- Goal: Can you transcribe every record below exactly as it appears?

- Record excerpts:
========
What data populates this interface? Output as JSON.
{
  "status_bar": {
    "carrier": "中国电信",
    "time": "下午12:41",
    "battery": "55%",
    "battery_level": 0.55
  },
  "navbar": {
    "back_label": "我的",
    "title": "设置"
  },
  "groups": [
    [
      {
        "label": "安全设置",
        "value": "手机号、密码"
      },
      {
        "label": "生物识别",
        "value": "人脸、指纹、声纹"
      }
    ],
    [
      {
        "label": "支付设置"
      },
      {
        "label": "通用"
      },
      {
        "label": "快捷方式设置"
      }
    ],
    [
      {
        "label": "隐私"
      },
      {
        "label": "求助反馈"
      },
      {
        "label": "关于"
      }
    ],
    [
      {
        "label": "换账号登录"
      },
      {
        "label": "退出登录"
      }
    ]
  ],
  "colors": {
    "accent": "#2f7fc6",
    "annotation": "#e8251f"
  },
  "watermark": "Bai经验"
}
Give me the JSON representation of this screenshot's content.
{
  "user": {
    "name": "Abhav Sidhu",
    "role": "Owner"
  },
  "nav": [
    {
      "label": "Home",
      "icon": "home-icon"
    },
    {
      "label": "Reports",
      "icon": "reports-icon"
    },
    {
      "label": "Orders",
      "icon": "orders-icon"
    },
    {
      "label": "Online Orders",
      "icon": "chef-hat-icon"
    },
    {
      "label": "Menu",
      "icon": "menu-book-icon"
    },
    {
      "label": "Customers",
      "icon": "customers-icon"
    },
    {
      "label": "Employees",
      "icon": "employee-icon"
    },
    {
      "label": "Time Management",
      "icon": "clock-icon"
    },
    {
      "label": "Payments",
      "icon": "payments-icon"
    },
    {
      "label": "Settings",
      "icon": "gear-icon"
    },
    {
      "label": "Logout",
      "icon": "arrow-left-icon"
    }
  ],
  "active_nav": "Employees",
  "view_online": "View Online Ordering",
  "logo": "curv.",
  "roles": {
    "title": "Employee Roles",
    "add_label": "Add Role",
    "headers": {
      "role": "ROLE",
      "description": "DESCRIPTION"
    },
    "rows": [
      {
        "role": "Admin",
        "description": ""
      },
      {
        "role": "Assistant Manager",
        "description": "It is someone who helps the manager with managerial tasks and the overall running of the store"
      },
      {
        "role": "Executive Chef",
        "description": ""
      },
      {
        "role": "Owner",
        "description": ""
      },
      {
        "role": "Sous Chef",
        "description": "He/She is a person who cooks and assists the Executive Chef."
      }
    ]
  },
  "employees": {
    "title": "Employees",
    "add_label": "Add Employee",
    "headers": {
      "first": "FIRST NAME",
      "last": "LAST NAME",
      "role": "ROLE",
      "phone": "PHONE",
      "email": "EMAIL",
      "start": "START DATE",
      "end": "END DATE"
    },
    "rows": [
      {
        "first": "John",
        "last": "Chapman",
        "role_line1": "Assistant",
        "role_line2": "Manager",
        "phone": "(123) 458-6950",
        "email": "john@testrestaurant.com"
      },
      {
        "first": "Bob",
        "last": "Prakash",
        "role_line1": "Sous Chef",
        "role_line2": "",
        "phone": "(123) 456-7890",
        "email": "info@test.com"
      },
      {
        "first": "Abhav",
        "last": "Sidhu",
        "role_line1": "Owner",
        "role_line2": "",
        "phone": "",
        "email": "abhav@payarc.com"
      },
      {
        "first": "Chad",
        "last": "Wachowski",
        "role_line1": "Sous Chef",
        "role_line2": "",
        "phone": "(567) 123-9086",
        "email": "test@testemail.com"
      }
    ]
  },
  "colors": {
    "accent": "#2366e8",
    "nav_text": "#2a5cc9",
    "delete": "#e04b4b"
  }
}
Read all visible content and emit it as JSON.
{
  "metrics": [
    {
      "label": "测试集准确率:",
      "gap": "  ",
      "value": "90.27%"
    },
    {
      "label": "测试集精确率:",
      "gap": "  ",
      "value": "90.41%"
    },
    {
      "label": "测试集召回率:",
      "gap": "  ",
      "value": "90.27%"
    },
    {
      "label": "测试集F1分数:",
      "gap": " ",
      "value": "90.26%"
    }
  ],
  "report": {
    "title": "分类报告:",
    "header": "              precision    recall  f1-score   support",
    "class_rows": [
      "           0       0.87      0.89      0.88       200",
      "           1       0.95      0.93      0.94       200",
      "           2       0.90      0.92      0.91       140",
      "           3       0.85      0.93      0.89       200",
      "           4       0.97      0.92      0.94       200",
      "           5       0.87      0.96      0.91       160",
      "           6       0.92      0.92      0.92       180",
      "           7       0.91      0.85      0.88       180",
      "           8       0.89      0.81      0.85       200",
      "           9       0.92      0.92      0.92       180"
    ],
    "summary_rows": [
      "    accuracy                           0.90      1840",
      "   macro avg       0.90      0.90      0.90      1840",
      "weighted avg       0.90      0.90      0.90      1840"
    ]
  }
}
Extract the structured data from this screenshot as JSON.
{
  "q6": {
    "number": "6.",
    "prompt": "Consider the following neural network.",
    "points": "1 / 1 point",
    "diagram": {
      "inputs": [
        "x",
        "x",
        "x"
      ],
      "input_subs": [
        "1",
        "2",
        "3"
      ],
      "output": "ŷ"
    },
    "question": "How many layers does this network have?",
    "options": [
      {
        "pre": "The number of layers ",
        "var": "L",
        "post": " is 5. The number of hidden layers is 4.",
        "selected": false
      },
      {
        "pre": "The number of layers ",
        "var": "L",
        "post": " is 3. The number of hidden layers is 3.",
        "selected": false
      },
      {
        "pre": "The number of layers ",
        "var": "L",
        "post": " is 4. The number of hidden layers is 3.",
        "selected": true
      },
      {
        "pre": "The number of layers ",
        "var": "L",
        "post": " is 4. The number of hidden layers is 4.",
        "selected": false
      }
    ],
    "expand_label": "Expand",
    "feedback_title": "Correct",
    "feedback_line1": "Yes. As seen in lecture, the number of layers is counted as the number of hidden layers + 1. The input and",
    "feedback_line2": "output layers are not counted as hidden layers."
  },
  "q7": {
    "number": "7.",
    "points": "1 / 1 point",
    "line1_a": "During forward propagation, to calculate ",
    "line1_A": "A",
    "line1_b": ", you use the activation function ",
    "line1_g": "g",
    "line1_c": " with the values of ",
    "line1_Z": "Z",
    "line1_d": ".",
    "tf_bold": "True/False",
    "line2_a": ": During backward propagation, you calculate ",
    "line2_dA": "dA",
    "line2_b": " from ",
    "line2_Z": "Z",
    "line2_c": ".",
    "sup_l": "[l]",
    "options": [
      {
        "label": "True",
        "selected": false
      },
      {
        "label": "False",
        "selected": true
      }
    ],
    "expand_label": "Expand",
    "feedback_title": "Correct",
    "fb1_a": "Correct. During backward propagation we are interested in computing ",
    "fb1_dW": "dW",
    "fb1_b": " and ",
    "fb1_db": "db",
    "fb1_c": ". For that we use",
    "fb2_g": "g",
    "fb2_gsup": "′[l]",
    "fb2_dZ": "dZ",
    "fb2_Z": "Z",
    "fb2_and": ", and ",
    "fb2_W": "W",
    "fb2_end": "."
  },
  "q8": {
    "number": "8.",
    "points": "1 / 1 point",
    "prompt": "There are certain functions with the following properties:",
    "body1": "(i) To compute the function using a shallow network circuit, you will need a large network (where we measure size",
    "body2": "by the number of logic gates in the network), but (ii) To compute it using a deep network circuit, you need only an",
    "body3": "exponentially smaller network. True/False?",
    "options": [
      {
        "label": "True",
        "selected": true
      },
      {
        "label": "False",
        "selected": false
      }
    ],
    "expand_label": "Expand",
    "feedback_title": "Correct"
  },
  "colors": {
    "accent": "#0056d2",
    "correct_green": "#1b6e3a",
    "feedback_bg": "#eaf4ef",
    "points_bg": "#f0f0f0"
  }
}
========
- Exercise result:
What data populates this interface? Output as JSON.
{
  "status_bar": {
    "carrier": "中国电信",
    "time": "下午12:41",
    "battery": "55%",
    "battery_level": 0.55
  },
  "navbar": {
    "back_label": "我的",
    "title": "设置"
  },
  "groups": [
    [
      {
        "label": "安全设置",
        "value": "手机号、密码"
      },
      {
        "label": "生物识别",
        "value": "人脸、指纹、声纹"
      }
    ],
    [
      {
        "label": "支付设置"
      },
      {
        "label": "通用"
      },
      {
        "label": "快捷方式设置"
      }
    ],
    [
      {
        "label": "隐私"
      },
      {
        "label": "求助反馈"
      },
      {
        "label": "关于"
      }
    ],
    [
      {
        "label": "换账号登录"
      },
      {
        "label": "退出登录"
      }
    ]
  ],
  "colors": {
    "accent": "#2f7fc6",
    "annotation": "#e8251f"
  },
  "watermark": "Bai经验"
}
Give me the JSON representation of this screenshot's content.
{
  "user": {
    "name": "Abhav Sidhu",
    "role": "Owner"
  },
  "nav": [
    {
      "label": "Home",
      "icon": "home-icon"
    },
    {
      "label": "Reports",
      "icon": "reports-icon"
    },
    {
      "label": "Orders",
      "icon": "orders-icon"
    },
    {
      "label": "Online Orders",
      "icon": "chef-hat-icon"
    },
    {
      "label": "Menu",
      "icon": "menu-book-icon"
    },
    {
      "label": "Customers",
      "icon": "customers-icon"
    },
    {
      "label": "Employees",
      "icon": "employee-icon"
    },
    {
      "label": "Time Management",
      "icon": "clock-icon"
    },
    {
      "label": "Payments",
      "icon": "payments-icon"
    },
    {
      "label": "Settings",
      "icon": "gear-icon"
    },
    {
      "label": "Logout",
      "icon": "arrow-left-icon"
    }
  ],
  "active_nav": "Employees",
  "view_online": "View Online Ordering",
  "logo": "curv.",
  "roles": {
    "title": "Employee Roles",
    "add_label": "Add Role",
    "headers": {
      "role": "ROLE",
      "description": "DESCRIPTION"
    },
    "rows": [
      {
        "role": "Admin",
        "description": ""
      },
      {
        "role": "Assistant Manager",
        "description": "It is someone who helps the manager with managerial tasks and the overall running of the store"
      },
      {
        "role": "Executive Chef",
        "description": ""
      },
      {
        "role": "Owner",
        "description": ""
      },
      {
        "role": "Sous Chef",
        "description": "He/She is a person who cooks and assists the Executive Chef."
      }
    ]
  },
  "employees": {
    "title": "Employees",
    "add_label": "Add Employee",
    "headers": {
      "first": "FIRST NAME",
      "last": "LAST NAME",
      "role": "ROLE",
      "phone": "PHONE",
      "email": "EMAIL",
      "start": "START DATE",
      "end": "END DATE"
    },
    "rows": [
      {
        "first": "John",
        "last": "Chapman",
        "role_line1": "Assistant",
        "role_line2": "Manager",
        "phone": "(123) 458-6950",
        "email": "john@testrestaurant.com"
      },
      {
        "first": "Bob",
        "last": "Prakash",
        "role_line1": "Sous Chef",
        "role_line2": "",
        "phone": "(123) 456-7890",
        "email": "info@test.com"
      },
      {
        "first": "Abhav",
        "last": "Sidhu",
        "role_line1": "Owner",
        "role_line2": "",
        "phone": "",
        "email": "abhav@payarc.com"
      },
      {
        "first": "Chad",
        "last": "Wachowski",
        "role_line1": "Sous Chef",
        "role_line2": "",
        "phone": "(567) 123-9086",
        "email": "test@testemail.com"
      }
    ]
  },
  "colors": {
    "accent": "#2366e8",
    "nav_text": "#2a5cc9",
    "delete": "#e04b4b"
  }
}
Read all visible content and emit it as JSON.
{
  "metrics": [
    {
      "label": "测试集准确率:",
      "gap": "  ",
      "value": "90.27%"
    },
    {
      "label": "测试集精确率:",
      "gap": "  ",
      "value": "90.41%"
    },
    {
      "label": "测试集召回率:",
      "gap": "  ",
      "value": "90.27%"
    },
    {
      "label": "测试集F1分数:",
      "gap": " ",
      "value": "90.26%"
    }
  ],
  "report": {
    "title": "分类报告:",
    "header": "              precision    recall  f1-score   support",
    "class_rows": [
      "           0       0.87      0.89      0.88       200",
      "           1       0.95      0.93      0.94       200",
      "           2       0.90      0.92      0.91       140",
      "           3       0.85      0.93      0.89       200",
      "           4       0.97      0.92      0.94       200",
      "           5       0.87      0.96      0.91       160",
      "           6       0.92      0.92      0.92       180",
      "           7       0.91      0.85      0.88       180",
      "           8       0.89      0.81      0.85       200",
      "           9       0.92      0.92      0.92       180"
    ],
    "summary_rows": [
      "    accuracy                           0.90      1840",
      "   macro avg       0.90      0.90      0.90      1840",
      "weighted avg       0.90      0.90      0.90      1840"
    ]
  }
}
Extract the structured data from this screenshot as JSON.
{
  "q6": {
    "number": "6.",
    "prompt": "Consider the following neural network.",
    "points": "1 / 1 point",
    "diagram": {
      "inputs": [
        "x",
        "x",
        "x"
      ],
      "input_subs": [
        "1",
        "2",
        "3"
      ],
      "output": "ŷ"
    },
    "question": "How many layers does this network have?",
    "options": [
      {
        "pre": "The number of layers ",
        "var": "L",
        "post": " is 5. The number of hidden layers is 4.",
        "selected": false
      },
      {
        "pre": "The number of layers ",
        "var": "L",
        "post": " is 3. The number of hidden layers is 3.",
        "selected": false
      },
      {
        "pre": "The number of layers ",
        "var": "L",
        "post": " is 4. The number of hidden layers is 3.",
        "selected": true
      },
      {
        "pre": "The number of layers ",
        "var": "L",
        "post": " is 4. The number of hidden layers is 4.",
        "selected": false
      }
    ],
    "expand_label": "Expand",
    "feedback_title": "Correct",
    "feedback_line1": "Yes. As seen in lecture, the number of layers is counted as the number of hidden layers + 1. The input and",
    "feedback_line2": "output layers are not counted as hidden layers."
  },
  "q7": {
    "number": "7.",
    "points": "1 / 1 point",
    "line1_a": "During forward propagation, to calculate ",
    "line1_A": "A",
    "line1_b": ", you use the activation function ",
    "line1_g": "g",
    "line1_c": " with the values of ",
    "line1_Z": "Z",
    "line1_d": ".",
    "tf_bold": "True/False",
    "line2_a": ": During backward propagation, you calculate ",
    "line2_dA": "dA",
    "line2_b": " from ",
    "line2_Z": "Z",
    "line2_c": ".",
    "sup_l": "[l]",
    "options": [
      {
        "label": "True",
        "selected": false
      },
      {
        "label": "False",
        "selected": true
      }
    ],
    "expand_label": "Expand",
    "feedback_title": "Correct",
    "fb1_a": "Correct. During backward propagation we are interested in computing ",
    "fb1_dW": "dW",
    "fb1_b": " and ",
    "fb1_db": "db",
    "fb1_c": ". For that we use",
    "fb2_g": "g",
    "fb2_gsup": "′[l]",
    "fb2_dZ": "dZ",
    "fb2_Z": "Z",
    "fb2_and": ", and ",
    "fb2_W": "W",
    "fb2_end": "."
  },
  "q8": {
    "number": "8.",
    "points": "1 / 1 point",
    "prompt": "There are certain functions with the following properties:",
    "body1": "(i) To compute the function using a shallow network circuit, you will need a large network (where we measure size",
    "body2": "by the number of logic gates in the network), but (ii) To compute it using a deep network circuit, you need only an",
    "body3": "exponentially smaller network. True/False?",
    "options": [
      {
        "label": "True",
        "selected": true
      },
      {
        "label": "False",
        "selected": false
      }
    ],
    "expand_label": "Expand",
    "feedback_title": "Correct"
  },
  "colors": {
    "accent": "#0056d2",
    "correct_green": "#1b6e3a",
    "feedback_bg": "#eaf4ef",
    "points_bg": "#f0f0f0"
  }
}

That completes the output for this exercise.